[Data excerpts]
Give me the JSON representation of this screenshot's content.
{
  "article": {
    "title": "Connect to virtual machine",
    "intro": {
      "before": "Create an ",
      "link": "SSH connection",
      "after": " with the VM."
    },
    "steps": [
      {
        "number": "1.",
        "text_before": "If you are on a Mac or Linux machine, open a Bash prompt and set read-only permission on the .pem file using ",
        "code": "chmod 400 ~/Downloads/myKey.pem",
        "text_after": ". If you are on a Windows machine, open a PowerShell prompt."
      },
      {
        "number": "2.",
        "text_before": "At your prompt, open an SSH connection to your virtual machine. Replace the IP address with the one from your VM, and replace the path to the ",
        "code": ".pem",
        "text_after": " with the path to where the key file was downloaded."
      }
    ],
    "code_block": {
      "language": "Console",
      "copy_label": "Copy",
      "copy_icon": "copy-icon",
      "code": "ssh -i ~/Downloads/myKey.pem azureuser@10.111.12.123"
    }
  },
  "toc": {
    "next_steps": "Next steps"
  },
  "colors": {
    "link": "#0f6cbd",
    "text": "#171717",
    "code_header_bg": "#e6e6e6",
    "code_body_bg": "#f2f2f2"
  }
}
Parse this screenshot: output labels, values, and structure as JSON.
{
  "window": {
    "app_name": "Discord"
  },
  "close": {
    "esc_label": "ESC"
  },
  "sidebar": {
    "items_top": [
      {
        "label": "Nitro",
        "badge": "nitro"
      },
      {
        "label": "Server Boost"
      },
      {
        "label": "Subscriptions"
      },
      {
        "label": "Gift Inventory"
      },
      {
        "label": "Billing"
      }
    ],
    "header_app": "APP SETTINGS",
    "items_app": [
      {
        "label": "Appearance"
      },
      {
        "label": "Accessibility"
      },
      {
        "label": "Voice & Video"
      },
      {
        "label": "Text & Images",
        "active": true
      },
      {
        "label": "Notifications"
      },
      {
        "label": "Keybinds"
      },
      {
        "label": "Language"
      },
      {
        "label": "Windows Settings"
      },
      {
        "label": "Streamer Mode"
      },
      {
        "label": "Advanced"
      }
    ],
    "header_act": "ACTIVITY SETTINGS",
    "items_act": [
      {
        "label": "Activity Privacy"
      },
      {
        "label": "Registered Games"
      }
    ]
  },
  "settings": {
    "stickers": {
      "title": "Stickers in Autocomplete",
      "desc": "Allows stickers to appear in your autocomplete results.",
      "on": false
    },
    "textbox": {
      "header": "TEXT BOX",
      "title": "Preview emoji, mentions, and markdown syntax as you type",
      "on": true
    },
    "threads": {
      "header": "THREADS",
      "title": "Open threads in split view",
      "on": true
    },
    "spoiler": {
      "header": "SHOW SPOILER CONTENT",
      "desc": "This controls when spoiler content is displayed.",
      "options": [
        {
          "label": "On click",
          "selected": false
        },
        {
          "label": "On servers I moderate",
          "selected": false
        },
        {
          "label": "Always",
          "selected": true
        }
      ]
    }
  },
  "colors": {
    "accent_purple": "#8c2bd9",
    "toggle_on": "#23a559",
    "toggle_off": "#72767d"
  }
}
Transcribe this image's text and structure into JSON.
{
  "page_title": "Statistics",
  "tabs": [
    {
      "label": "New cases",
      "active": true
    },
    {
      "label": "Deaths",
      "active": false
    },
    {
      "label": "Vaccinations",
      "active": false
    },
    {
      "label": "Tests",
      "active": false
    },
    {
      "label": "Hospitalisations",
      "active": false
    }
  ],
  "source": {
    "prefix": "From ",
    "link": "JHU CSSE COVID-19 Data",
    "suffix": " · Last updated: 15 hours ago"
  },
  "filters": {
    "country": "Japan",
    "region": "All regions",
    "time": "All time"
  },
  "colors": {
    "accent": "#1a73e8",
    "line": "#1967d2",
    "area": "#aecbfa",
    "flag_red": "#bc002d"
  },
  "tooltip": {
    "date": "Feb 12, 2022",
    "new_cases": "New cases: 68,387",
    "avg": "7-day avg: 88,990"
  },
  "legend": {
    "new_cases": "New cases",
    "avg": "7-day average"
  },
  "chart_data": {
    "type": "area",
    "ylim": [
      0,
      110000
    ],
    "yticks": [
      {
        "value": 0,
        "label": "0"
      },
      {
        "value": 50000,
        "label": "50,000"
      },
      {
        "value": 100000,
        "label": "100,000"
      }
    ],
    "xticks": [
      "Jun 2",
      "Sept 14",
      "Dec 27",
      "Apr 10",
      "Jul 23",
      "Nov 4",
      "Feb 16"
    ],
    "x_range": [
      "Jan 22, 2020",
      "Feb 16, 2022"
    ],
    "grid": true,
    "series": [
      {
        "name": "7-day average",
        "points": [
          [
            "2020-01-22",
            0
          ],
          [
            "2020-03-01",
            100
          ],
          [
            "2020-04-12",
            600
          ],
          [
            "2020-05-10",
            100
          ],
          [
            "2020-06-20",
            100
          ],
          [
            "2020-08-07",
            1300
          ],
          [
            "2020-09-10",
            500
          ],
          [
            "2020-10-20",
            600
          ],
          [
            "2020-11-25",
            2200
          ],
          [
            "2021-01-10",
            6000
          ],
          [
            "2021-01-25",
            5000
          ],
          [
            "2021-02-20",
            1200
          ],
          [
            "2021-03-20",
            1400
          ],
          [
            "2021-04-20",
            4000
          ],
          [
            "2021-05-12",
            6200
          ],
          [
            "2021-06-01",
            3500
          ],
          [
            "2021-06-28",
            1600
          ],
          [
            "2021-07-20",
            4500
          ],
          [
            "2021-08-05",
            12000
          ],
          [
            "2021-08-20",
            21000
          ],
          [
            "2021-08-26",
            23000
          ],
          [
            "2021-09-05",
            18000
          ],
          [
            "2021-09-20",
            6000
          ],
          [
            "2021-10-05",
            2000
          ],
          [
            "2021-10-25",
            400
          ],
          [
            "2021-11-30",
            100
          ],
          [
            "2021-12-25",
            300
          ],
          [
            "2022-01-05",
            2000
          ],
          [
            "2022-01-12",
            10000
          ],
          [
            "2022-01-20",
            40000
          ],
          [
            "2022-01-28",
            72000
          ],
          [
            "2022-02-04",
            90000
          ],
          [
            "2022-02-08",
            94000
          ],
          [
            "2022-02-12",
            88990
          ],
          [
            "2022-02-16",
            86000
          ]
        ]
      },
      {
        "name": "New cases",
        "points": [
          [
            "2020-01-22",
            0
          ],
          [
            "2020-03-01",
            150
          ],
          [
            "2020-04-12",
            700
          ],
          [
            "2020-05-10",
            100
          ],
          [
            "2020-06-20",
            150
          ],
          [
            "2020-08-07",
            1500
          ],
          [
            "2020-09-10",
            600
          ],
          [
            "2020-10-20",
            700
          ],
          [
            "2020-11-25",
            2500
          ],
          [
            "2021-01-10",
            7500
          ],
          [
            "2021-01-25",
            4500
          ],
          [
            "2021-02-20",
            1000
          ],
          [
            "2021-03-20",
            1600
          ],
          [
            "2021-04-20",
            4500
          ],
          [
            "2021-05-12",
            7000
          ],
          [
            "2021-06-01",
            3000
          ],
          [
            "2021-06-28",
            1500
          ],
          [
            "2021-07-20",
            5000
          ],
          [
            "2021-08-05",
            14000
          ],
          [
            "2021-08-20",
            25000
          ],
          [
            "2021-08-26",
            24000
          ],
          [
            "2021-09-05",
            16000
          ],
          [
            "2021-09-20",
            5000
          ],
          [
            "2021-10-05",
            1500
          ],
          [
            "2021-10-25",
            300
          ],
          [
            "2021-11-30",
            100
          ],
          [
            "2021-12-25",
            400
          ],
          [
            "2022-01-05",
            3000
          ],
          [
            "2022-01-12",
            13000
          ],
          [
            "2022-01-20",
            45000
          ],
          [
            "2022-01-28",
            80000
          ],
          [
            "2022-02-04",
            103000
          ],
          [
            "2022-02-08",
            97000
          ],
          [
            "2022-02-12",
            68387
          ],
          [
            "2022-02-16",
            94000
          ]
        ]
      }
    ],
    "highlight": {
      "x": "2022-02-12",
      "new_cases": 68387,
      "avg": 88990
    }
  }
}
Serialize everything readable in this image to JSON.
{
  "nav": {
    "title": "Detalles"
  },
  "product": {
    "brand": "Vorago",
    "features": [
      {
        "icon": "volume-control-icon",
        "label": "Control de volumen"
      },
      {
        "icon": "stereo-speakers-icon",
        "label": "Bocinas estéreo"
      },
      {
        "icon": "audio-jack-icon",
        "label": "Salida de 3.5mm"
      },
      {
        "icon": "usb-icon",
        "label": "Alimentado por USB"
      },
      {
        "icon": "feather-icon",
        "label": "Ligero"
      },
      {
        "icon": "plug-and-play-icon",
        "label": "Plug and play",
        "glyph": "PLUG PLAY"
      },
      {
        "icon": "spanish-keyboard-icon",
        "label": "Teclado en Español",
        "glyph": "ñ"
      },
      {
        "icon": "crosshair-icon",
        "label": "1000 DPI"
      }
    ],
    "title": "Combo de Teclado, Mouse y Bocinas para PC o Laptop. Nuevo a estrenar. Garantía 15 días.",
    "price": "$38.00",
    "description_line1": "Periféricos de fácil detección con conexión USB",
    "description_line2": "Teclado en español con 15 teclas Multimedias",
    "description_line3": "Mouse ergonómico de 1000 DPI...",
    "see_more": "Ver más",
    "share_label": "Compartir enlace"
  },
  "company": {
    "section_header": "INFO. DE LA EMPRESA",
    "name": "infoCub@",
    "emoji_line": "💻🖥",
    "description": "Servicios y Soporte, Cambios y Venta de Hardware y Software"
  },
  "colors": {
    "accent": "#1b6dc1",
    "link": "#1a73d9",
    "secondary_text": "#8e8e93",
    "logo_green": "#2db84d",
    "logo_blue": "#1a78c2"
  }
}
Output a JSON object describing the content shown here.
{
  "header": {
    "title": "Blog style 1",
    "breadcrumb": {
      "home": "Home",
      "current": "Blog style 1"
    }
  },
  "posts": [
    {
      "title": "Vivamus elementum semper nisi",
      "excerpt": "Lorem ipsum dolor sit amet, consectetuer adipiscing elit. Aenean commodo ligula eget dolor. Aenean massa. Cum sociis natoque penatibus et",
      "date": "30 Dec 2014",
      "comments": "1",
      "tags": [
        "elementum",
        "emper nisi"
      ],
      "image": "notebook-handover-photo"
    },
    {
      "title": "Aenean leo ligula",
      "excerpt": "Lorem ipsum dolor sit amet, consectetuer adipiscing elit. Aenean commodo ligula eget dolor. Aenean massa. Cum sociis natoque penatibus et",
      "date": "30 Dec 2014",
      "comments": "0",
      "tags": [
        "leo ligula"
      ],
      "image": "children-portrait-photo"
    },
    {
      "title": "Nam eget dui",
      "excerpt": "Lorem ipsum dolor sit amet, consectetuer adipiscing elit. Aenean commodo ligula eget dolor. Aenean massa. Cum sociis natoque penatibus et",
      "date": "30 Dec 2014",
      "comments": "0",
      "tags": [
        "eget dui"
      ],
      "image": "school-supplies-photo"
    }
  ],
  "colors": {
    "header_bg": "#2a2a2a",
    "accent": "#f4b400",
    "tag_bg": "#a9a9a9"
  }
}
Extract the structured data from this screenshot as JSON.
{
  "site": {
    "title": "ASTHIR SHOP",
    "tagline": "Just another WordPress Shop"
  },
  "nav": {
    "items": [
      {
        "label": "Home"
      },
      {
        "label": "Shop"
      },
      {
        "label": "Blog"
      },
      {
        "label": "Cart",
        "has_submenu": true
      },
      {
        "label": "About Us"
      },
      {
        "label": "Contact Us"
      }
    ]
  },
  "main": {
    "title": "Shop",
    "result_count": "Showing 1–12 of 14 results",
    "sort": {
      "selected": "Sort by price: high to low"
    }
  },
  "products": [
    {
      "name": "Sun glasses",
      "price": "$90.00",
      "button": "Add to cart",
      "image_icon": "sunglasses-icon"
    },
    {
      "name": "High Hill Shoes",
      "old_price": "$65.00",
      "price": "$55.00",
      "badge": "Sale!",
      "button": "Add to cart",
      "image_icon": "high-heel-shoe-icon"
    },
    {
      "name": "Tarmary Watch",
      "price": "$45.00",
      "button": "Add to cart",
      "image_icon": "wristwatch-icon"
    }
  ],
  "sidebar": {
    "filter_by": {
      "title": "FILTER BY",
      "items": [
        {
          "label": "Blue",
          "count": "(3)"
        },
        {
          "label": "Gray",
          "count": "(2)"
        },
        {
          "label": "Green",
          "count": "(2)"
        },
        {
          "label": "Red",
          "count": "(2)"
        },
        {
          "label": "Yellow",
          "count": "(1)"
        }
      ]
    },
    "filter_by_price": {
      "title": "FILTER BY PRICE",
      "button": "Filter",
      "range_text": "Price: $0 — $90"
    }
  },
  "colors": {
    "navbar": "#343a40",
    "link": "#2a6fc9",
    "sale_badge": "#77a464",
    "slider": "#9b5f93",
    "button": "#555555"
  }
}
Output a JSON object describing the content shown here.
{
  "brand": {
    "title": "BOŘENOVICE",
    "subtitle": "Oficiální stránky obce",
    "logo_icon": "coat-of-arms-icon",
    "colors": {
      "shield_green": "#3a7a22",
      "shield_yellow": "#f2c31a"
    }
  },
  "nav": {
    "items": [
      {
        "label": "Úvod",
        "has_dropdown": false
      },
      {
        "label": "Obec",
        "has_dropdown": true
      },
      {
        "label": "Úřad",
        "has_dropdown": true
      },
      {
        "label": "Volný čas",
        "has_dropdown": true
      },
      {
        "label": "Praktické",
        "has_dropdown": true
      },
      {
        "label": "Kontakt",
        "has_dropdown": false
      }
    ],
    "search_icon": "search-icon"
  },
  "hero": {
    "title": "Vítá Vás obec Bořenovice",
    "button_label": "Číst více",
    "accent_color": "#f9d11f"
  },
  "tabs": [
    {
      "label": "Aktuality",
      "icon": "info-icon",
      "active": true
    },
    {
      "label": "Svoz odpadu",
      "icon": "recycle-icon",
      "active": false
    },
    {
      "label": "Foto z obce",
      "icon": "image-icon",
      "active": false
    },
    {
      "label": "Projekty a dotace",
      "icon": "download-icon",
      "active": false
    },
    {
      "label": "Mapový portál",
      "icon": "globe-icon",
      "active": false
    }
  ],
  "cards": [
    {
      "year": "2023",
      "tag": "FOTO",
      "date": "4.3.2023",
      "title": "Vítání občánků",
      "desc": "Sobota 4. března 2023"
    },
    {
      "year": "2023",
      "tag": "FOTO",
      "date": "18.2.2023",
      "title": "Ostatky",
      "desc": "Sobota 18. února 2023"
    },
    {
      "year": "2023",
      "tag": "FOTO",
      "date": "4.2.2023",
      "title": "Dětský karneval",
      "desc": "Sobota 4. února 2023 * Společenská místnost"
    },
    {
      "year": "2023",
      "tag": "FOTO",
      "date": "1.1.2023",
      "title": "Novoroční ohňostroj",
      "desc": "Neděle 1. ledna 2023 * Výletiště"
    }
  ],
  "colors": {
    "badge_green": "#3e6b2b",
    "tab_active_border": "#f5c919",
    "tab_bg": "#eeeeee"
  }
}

§ **WHAT IS EXPECTED**
Collect the complete line wherever the string "with" appears in the records.

§ **THE REPLY**
      "after": " with the VM."
        "text_before": "At your prompt, open an SSH connection to your virtual machine. Replace the IP address with the one from your VM, and replace the path to the ",
        "text_after": " with the path to where the key file was downloaded."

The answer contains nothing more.